TASK TO CARRY OUT: Identify the lines that contain the word "vecchia", then copy them.

Saved entries:
------------------------------------------------------------------------

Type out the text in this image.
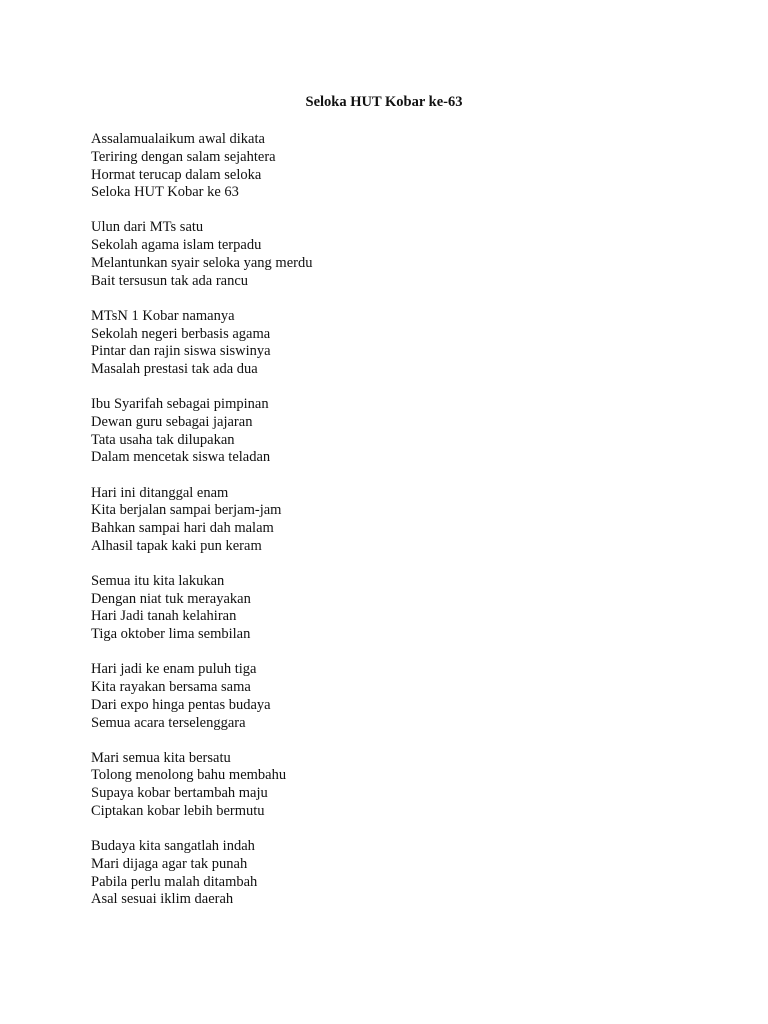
Seloka HUT Kobar ke-63
Assalamualaikum awal dikata
Teriring dengan salam sejahtera
Hormat terucap dalam seloka
Seloka HUT Kobar ke 63
Ulun dari MTs satu
Sekolah agama islam terpadu
Melantunkan syair seloka yang merdu
Bait tersusun tak ada rancu
MTsN 1 Kobar namanya
Sekolah negeri berbasis agama
Pintar dan rajin siswa siswinya
Masalah prestasi tak ada dua
Ibu Syarifah sebagai pimpinan
Dewan guru sebagai jajaran
Tata usaha tak dilupakan
Dalam mencetak siswa teladan
Hari ini ditanggal enam
Kita berjalan sampai berjam-jam
Bahkan sampai hari dah malam
Alhasil tapak kaki pun keram
Semua itu kita lakukan
Dengan niat tuk merayakan
Hari Jadi tanah kelahiran
Tiga oktober lima sembilan
Hari jadi ke enam puluh tiga
Kita rayakan bersama sama
Dari expo hinga pentas budaya
Semua acara terselenggara
Mari semua kita bersatu
Tolong menolong bahu membahu
Supaya kobar bertambah maju
Ciptakan kobar lebih bermutu
Budaya kita sangatlah indah
Mari dijaga agar tak punah
Pabila perlu malah ditambah
Asal sesuai iklim daerah
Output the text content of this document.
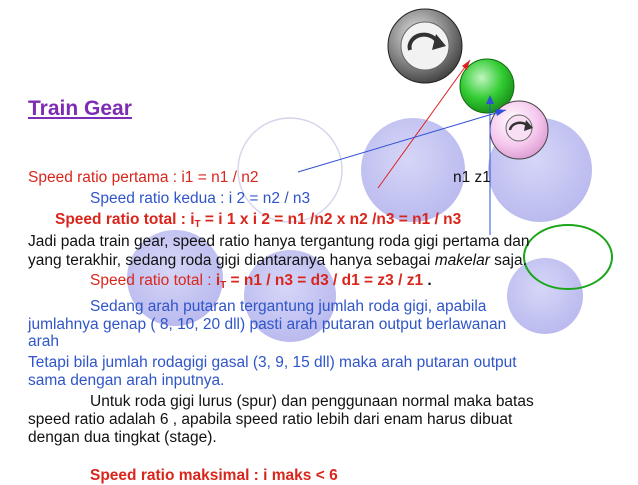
Train Gear
Speed ratio pertama : i1 = n1 / n2	n1 z1
Speed ratio kedua : i 2 = n2 / n3
Speed ratio total : $i_T = i$ 1 x i 2 = n1 /n2 x n2 /n3 = n1 / n3
Jadi pada train gear, speed ratio hanya tergantung roda gigi pertama dan
yang terakhir, sedang roda gigi diantaranya hanya sebagai makelar saja.
Speed ratio total : $i_T = n1 / n3 = d3 / d1 = z3 / z1$ .
Sedang arah putaran tergantung jumlah roda gigi, apabila
jumlahnya genap ( 8, 10, 20 dll) pasti arah putaran output berlawanan
arah
Tetapi bila jumlah rodagigi gasal (3, 9, 15 dll) maka arah putaran output
sama dengan arah inputnya.
Untuk roda gigi lurus (spur) dan penggunaan normal maka batas
speed ratio adalah 6 , apabila speed ratio lebih dari enam harus dibuat
dengan dua tingkat (stage).
Speed ratio maksimal : i maks < 6
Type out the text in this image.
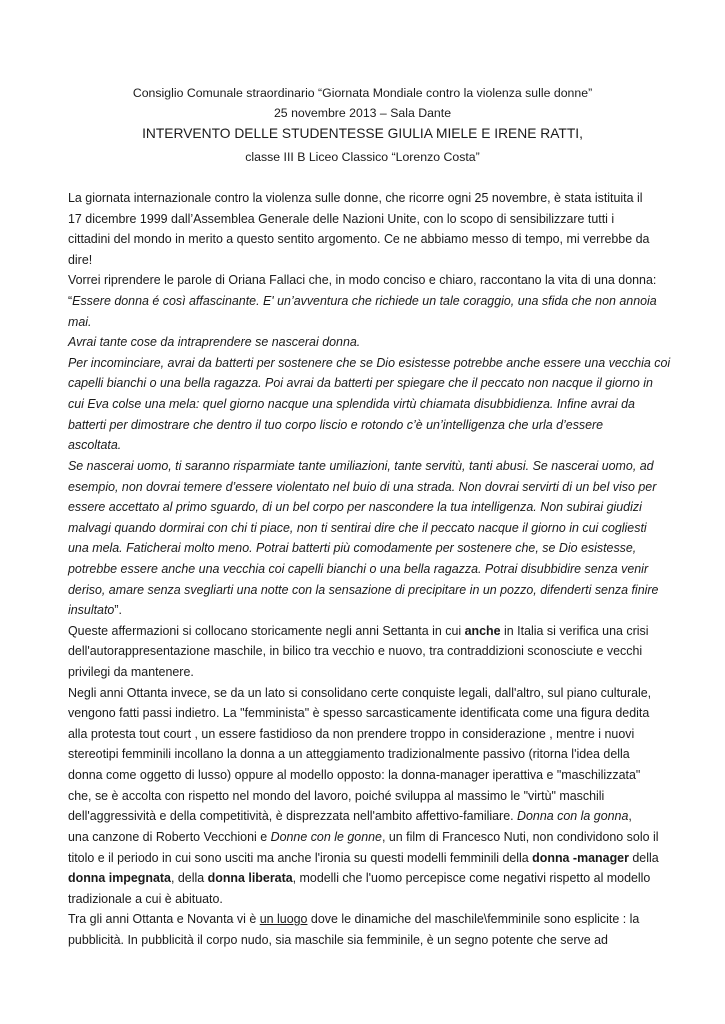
Consiglio Comunale straordinario “Giornata Mondiale contro la violenza sulle donne”
25 novembre 2013 – Sala Dante
INTERVENTO DELLE STUDENTESSE GIULIA MIELE E IRENE RATTI,
classe III B Liceo Classico “Lorenzo Costa”
La giornata internazionale contro la violenza sulle donne, che ricorre ogni 25 novembre, è stata istituita il
17 dicembre 1999 dall’Assemblea Generale delle Nazioni Unite, con lo scopo di sensibilizzare tutti i
cittadini del mondo in merito a questo sentito argomento. Ce ne abbiamo messo di tempo, mi verrebbe da
dire!
Vorrei riprendere le parole di Oriana Fallaci che, in modo conciso e chiaro, raccontano la vita di una donna:
“Essere donna é così affascinante. E' un’avventura che richiede un tale coraggio, una sfida che non annoia
mai.
Avrai tante cose da intraprendere se nascerai donna.
Per incominciare, avrai da batterti per sostenere che se Dio esistesse potrebbe anche essere una vecchia coi
capelli bianchi o una bella ragazza. Poi avrai da batterti per spiegare che il peccato non nacque il giorno in
cui Eva colse una mela: quel giorno nacque una splendida virtù chiamata disubbidienza. Infine avrai da
batterti per dimostrare che dentro il tuo corpo liscio e rotondo c’è un’intelligenza che urla d’essere
ascoltata.
Se nascerai uomo, ti saranno risparmiate tante umiliazioni, tante servitù, tanti abusi. Se nascerai uomo, ad
esempio, non dovrai temere d’essere violentato nel buio di una strada. Non dovrai servirti di un bel viso per
essere accettato al primo sguardo, di un bel corpo per nascondere la tua intelligenza. Non subirai giudizi
malvagi quando dormirai con chi ti piace, non ti sentirai dire che il peccato nacque il giorno in cui cogliesti
una mela. Faticherai molto meno. Potrai batterti più comodamente per sostenere che, se Dio esistesse,
potrebbe essere anche una vecchia coi capelli bianchi o una bella ragazza. Potrai disubbidire senza venir
deriso, amare senza svegliarti una notte con la sensazione di precipitare in un pozzo, difenderti senza finire
insultato”.
Queste affermazioni si collocano storicamente negli anni Settanta in cui anche in Italia si verifica una crisi
dell'autorappresentazione maschile, in bilico tra vecchio e nuovo, tra contraddizioni sconosciute e vecchi
privilegi da mantenere.
Negli anni Ottanta invece, se da un lato si consolidano certe conquiste legali, dall'altro, sul piano culturale,
vengono fatti passi indietro. La "femminista" è spesso sarcasticamente identificata come una figura dedita
alla protesta tout court , un essere fastidioso da non prendere troppo in considerazione , mentre i nuovi
stereotipi femminili incollano la donna a un atteggiamento tradizionalmente passivo (ritorna l'idea della
donna come oggetto di lusso) oppure al modello opposto: la donna-manager iperattiva e "maschilizzata"
che, se è accolta con rispetto nel mondo del lavoro, poiché sviluppa al massimo le "virtù" maschili
dell'aggressività e della competitività, è disprezzata nell'ambito affettivo-familiare. Donna con la gonna,
una canzone di Roberto Vecchioni e Donne con le gonne, un film di Francesco Nuti, non condividono solo il
titolo e il periodo in cui sono usciti ma anche l'ironia su questi modelli femminili della donna -manager della
donna impegnata, della donna liberata, modelli che l'uomo percepisce come negativi rispetto al modello
tradizionale a cui è abituato.
Tra gli anni Ottanta e Novanta vi è un luogo dove le dinamiche del maschile\femminile sono esplicite : la
pubblicità. In pubblicità il corpo nudo, sia maschile sia femminile, è un segno potente che serve ad
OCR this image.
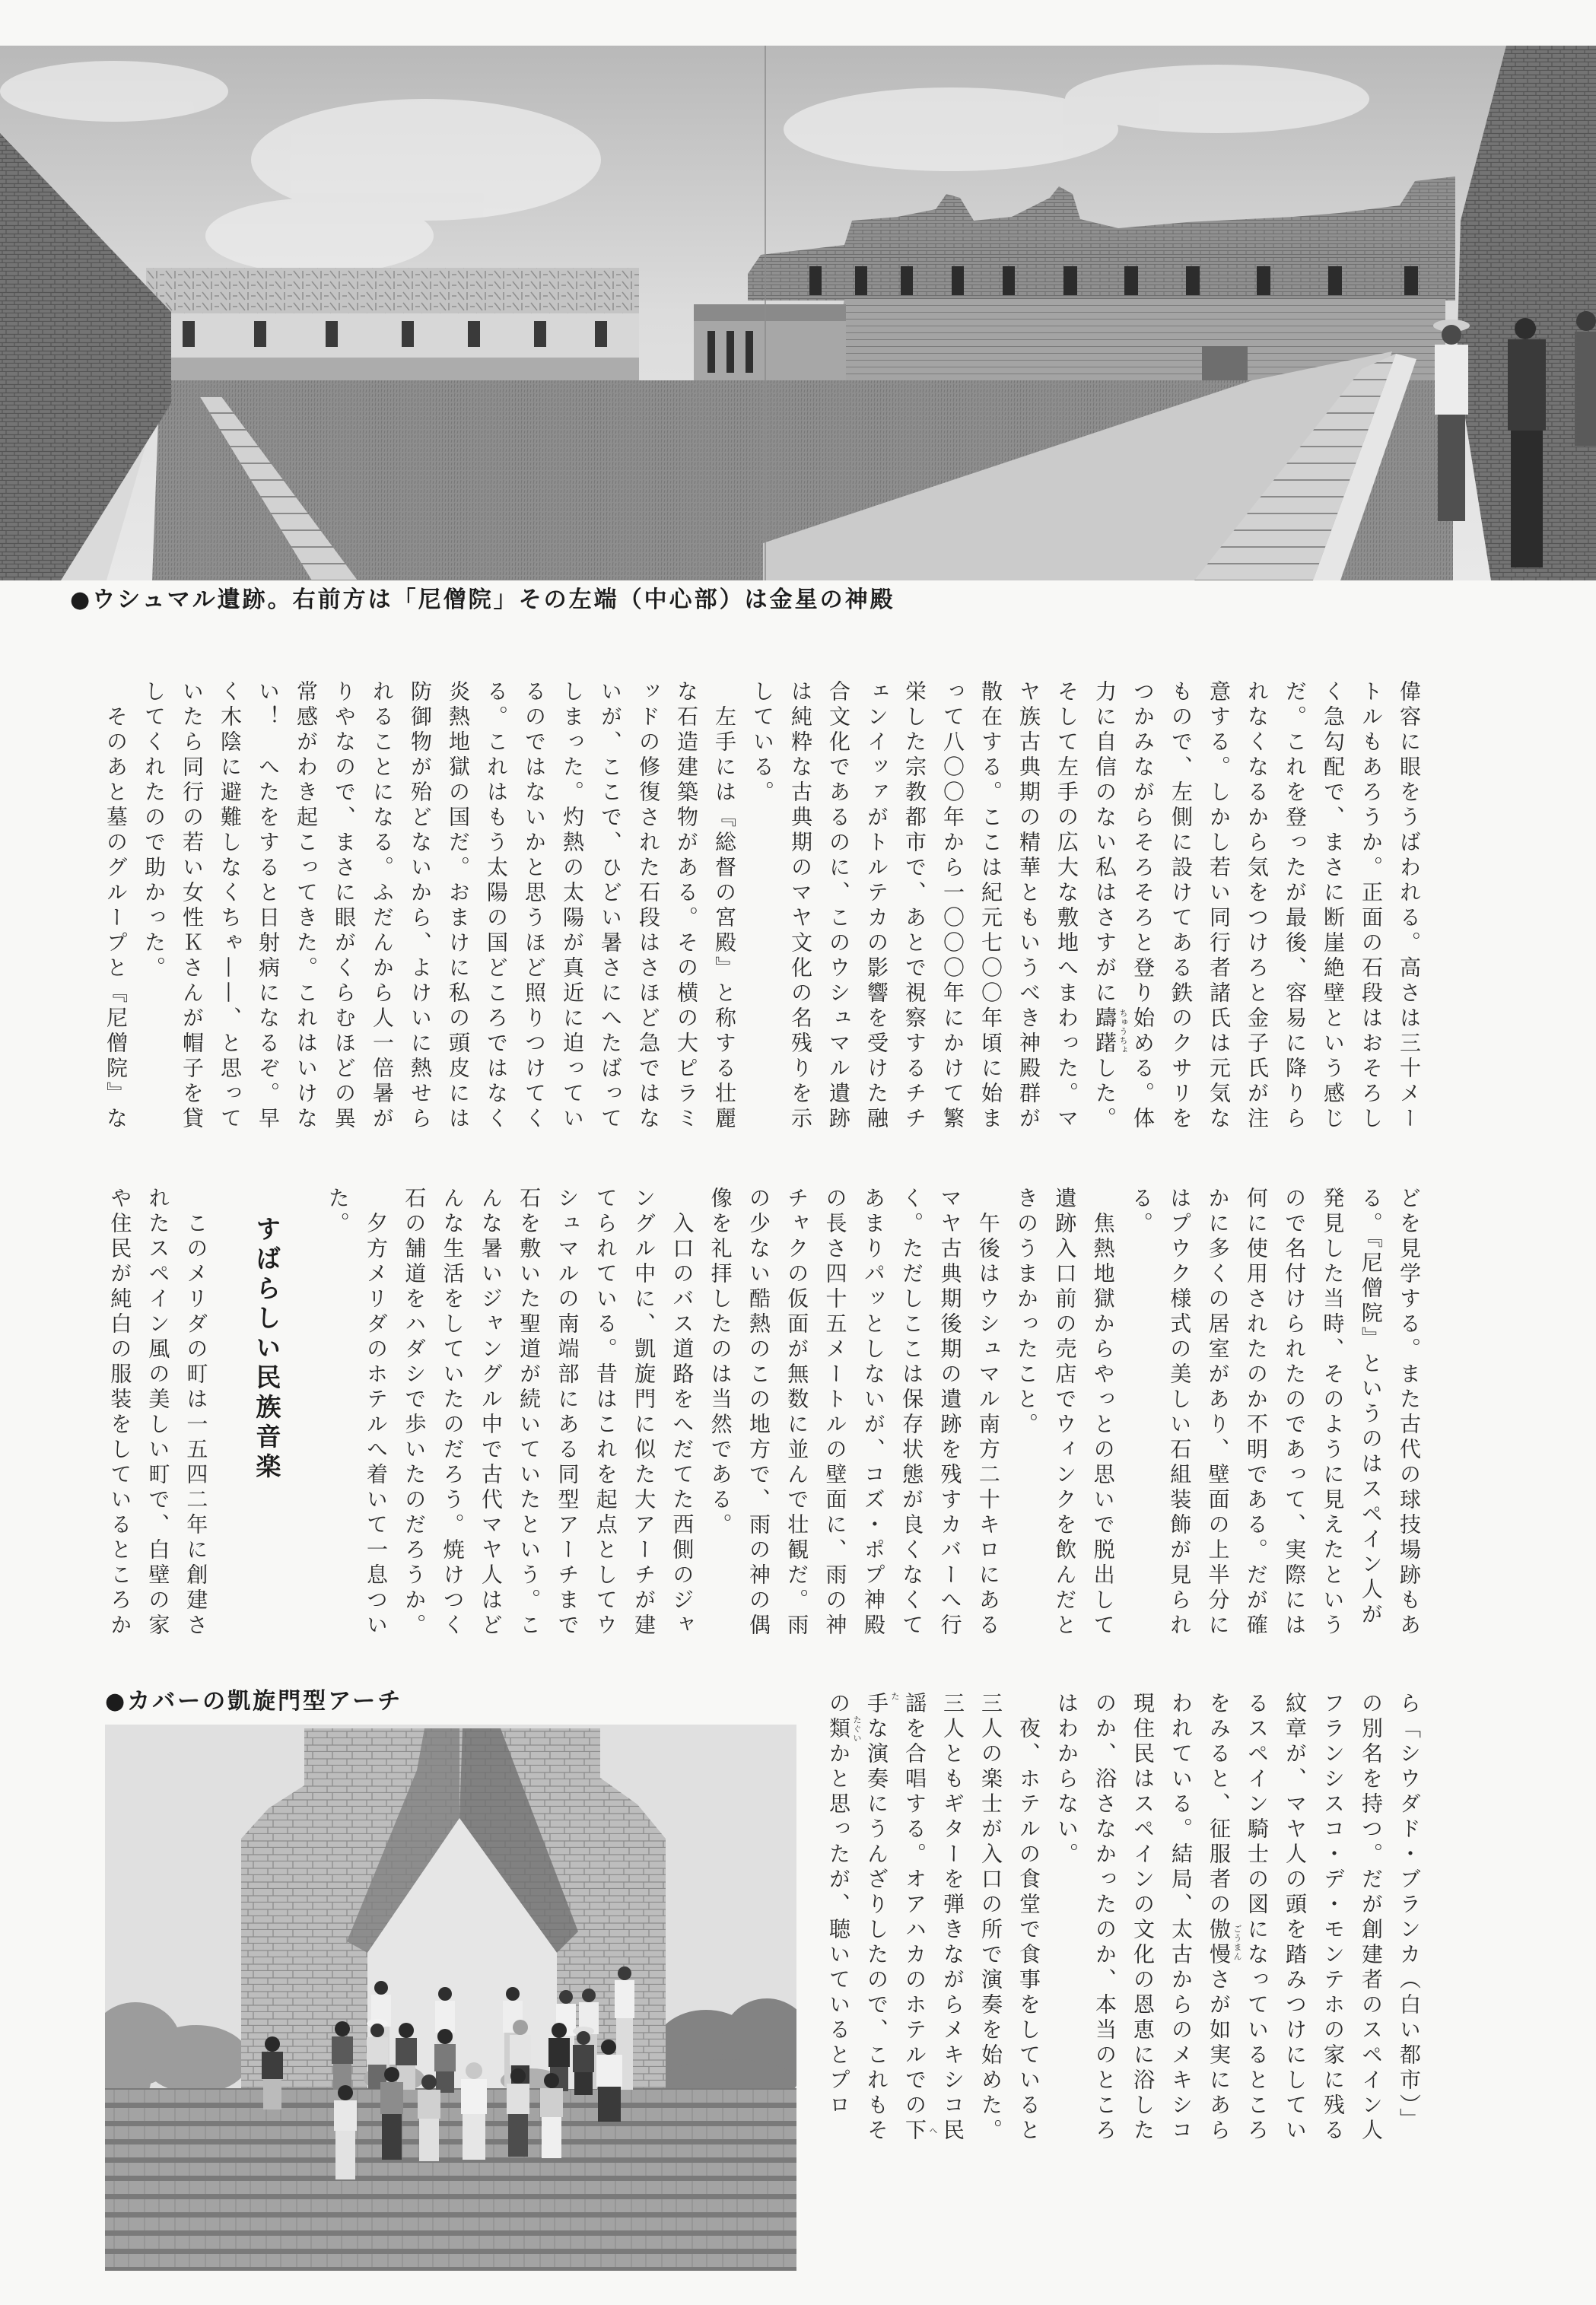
●ウシュマル遺跡。右前方は「尼僧院」その左端（中心部）は金星の神殿
偉容に眼をうばわれる。高さは三十メー
トルもあろうか。正面の石段はおそろし
く急勾配で、まさに断崖絶壁という感じ
だ。これを登ったが最後、容易に降りら
れなくなるから気をつけろと金子氏が注
意する。しかし若い同行者諸氏は元気な
もので、左側に設けてある鉄のクサリを
つかみながらそろそろと登り始める。体
力に自信のない私はさすがに躊躇 ちゅうちょ
した。
そして左手の広大な敷地へまわった。マ
ヤ族古典期の精華ともいうべき神殿群が
散在する。ここは紀元七〇〇年頃に始ま
って八〇〇年から一〇〇〇年にかけて繁
栄した宗教都市で、あとで視察するチチ
ェンイッァがトルテカの影響を受けた融
合文化であるのに、このウシュマル遺跡
は純粋な古典期のマヤ文化の名残りを示
している。
　左手には『総督の宮殿』と称する壮麗
な石造建築物がある。その横の大ピラミ
ッドの修復された石段はさほど急ではな
いが、ここで、ひどい暑さにへたばって
しまった。灼熱の太陽が真近に迫ってい
るのではないかと思うほど照りつけてく
る。これはもう太陽の国どころではなく
炎熱地獄の国だ。おまけに私の頭皮には
防御物が殆どないから、よけいに熱せら
れることになる。ふだんから人一倍暑が
りやなので、まさに眼がくらむほどの異
常感がわき起こってきた。これはいけな
い！　へたをすると日射病になるぞ。早
く木陰に避難しなくちゃ——、と思って
いたら同行の若い女性Ｋさんが帽子を貸
してくれたので助かった。
　そのあと墓のグループと『尼僧院』な
どを見学する。また古代の球技場跡もあ
る。『尼僧院』というのはスペイン人が
発見した当時、そのように見えたという
ので名付けられたのであって、実際には
何に使用されたのか不明である。だが確
かに多くの居室があり、壁面の上半分に
はプウク様式の美しい石組装飾が見られ
る。
　焦熱地獄からやっとの思いで脱出して
遺跡入口前の売店でウィンクを飲んだと
きのうまかったこと。
　午後はウシュマル南方二十キロにある
マヤ古典期後期の遺跡を残すカバーへ行
く。ただしここは保存状態が良くなくて
あまりパッとしないが、コズ・ポプ神殿
の長さ四十五メートルの壁面に、雨の神
チャクの仮面が無数に並んで壮観だ。雨
の少ない酷熱のこの地方で、雨の神の偶
像を礼拝したのは当然である。
　入口のバス道路をへだてた西側のジャ
ングル中に、凱旋門に似た大アーチが建
てられている。昔はこれを起点としてウ
シュマルの南端部にある同型アーチまで
石を敷いた聖道が続いていたという。こ
んな暑いジャングル中で古代マヤ人はど
んな生活をしていたのだろう。焼けつく
石の舗道をハダシで歩いたのだろうか。
　夕方メリダのホテルへ着いて一息つい
た。
すばらしい民族音楽
　このメリダの町は一五四二年に創建さ
れたスペイン風の美しい町で、白壁の家
や住民が純白の服装をしているところか
●カバーの凱旋門型アーチ	ら「シウダド・ブランカ（白い都市）」
の別名を持つ。だが創建者のスペイン人
フランシスコ・デ・モンテホの家に残る
紋章が、マヤ人の頭を踏みつけにしてい
るスペイン騎士の図になっているところ
をみると、征服者の傲慢 ごうまん
さが如実にあら
われている。結局、太古からのメキシコ
現住民はスペインの文化の恩恵に浴した
のか、浴さなかったのか、本当のところ
はわからない。
　夜、ホテルの食堂で食事をしていると
三人の楽士が入口の所で演奏を始めた。
三人ともギターを弾きながらメキシコ民
謡を合唱する。オアハカのホテルでの下 へ
手 た
な演奏にうんざりしたので、これもそ
の類 たぐい
かと思ったが、聴いているとプロ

------------------------------------------------------------------------

FINISHED TASK:
Per incominciare, avrai da batterti per sostenere che se Dio esistesse potrebbe anche essere una vecchia coi
potrebbe essere anche una vecchia coi capelli bianchi o una bella ragazza. Potrai disubbidire senza venir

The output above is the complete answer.